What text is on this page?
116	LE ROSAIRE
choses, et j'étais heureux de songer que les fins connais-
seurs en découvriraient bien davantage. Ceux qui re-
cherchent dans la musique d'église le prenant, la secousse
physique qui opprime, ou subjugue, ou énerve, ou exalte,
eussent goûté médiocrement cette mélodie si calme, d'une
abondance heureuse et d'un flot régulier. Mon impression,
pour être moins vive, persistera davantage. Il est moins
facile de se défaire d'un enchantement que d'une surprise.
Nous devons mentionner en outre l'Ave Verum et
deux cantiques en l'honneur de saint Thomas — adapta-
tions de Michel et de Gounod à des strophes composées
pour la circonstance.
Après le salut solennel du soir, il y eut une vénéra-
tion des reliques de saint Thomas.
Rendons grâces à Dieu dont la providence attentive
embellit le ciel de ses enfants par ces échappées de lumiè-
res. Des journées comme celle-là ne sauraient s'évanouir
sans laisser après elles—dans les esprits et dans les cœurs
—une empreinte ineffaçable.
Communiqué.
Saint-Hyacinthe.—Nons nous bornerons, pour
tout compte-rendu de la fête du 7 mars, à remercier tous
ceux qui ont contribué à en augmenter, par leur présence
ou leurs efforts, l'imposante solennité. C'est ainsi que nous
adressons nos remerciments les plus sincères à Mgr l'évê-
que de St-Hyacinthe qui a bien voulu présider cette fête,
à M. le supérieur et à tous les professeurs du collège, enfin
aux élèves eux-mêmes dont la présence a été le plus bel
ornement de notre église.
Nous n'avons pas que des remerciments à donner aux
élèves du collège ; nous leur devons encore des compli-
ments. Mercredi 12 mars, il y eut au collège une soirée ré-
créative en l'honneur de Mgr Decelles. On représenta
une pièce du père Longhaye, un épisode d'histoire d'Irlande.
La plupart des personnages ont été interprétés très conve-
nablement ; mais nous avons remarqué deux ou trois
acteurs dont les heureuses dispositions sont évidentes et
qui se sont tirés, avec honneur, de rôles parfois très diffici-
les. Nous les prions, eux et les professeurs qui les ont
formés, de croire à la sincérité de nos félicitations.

+---+

Task statement → Extract every line above containing the word "Hyacinthe".

Answer to the problem →
Saint-Hyacinthe.—Nons nous bornerons, pour
que de St-Hyacinthe qui a bien voulu présider cette fête,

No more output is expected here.